Information supplied:

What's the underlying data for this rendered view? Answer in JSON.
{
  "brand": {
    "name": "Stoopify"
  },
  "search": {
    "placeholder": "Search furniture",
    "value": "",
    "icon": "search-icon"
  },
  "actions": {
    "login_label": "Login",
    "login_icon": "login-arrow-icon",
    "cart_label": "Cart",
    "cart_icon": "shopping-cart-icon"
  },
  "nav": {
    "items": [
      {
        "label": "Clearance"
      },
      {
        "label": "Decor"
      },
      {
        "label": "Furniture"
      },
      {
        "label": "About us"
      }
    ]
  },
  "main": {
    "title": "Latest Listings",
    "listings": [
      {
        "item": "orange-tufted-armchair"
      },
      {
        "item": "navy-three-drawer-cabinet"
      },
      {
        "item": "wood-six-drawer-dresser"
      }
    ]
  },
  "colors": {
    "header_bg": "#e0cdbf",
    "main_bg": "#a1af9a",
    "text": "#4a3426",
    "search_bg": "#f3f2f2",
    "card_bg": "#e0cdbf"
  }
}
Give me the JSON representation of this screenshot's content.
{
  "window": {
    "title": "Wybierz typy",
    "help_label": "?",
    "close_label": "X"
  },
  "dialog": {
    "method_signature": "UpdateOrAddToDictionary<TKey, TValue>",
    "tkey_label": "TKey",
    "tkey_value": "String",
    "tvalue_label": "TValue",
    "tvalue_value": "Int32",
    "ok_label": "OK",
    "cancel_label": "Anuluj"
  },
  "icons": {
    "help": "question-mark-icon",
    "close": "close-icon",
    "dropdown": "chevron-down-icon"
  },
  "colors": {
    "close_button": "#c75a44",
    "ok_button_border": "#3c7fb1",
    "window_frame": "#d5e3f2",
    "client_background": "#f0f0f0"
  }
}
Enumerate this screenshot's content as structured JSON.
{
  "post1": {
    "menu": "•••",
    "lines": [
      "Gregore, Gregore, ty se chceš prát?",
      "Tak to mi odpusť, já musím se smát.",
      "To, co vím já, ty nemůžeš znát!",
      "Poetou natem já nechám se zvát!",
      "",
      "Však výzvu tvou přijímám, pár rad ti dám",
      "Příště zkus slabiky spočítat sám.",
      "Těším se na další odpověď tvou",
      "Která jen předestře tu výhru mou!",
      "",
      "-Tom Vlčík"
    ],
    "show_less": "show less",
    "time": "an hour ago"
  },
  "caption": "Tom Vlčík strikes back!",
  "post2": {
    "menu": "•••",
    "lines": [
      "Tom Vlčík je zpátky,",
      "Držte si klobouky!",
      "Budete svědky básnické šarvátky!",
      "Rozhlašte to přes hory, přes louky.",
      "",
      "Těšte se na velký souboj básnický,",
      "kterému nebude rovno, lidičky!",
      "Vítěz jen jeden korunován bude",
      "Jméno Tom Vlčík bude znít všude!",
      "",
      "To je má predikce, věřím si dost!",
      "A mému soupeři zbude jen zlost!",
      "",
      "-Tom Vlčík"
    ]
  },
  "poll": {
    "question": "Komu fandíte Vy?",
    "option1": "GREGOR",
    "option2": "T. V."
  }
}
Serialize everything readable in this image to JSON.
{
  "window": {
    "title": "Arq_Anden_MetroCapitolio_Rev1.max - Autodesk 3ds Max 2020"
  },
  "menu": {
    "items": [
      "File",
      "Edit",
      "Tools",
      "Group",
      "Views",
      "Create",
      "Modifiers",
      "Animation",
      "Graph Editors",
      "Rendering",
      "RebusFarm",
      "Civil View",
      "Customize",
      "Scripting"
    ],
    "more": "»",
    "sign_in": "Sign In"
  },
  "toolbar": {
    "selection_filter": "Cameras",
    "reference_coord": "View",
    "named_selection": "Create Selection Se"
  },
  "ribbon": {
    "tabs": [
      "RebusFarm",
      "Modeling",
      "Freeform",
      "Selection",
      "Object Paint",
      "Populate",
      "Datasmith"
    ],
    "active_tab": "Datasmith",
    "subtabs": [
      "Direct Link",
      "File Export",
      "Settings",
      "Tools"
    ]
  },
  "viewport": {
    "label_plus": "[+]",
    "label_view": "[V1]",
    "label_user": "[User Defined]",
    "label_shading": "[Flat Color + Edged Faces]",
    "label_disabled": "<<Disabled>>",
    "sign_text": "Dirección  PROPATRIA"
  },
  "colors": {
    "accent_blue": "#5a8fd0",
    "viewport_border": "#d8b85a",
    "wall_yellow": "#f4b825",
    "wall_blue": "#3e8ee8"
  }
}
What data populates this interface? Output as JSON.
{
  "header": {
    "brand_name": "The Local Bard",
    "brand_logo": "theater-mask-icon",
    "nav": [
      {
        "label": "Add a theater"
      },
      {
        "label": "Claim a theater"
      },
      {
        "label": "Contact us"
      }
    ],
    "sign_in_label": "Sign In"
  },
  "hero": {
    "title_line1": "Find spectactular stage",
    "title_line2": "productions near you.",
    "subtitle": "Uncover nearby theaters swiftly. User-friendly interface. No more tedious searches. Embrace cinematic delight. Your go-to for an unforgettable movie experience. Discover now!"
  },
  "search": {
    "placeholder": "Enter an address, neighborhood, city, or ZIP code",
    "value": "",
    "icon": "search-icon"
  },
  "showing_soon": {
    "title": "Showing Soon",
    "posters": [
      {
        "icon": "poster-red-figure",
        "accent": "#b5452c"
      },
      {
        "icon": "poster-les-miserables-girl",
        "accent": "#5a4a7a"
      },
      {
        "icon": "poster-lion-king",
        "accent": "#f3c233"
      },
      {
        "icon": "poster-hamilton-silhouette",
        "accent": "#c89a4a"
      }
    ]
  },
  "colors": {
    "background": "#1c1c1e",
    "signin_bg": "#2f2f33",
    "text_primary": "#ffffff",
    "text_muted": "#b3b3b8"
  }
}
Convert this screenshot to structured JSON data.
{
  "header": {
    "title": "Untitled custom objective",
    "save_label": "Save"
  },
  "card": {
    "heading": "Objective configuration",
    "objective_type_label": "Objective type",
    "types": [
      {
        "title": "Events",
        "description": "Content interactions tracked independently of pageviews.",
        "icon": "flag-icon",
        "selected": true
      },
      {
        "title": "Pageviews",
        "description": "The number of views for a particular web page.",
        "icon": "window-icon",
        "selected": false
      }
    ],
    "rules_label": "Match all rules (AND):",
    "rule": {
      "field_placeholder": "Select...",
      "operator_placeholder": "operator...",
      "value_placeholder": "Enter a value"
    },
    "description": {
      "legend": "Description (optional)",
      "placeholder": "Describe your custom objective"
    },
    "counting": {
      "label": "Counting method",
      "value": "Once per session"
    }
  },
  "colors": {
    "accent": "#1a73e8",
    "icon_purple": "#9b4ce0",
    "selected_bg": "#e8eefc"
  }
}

Short exercise:
Using the listing above, pull out all lines that hold the word "What".

Answer to this task:
What's the underlying data for this rendered view? Answer in JSON.
What data populates this interface? Output as JSON.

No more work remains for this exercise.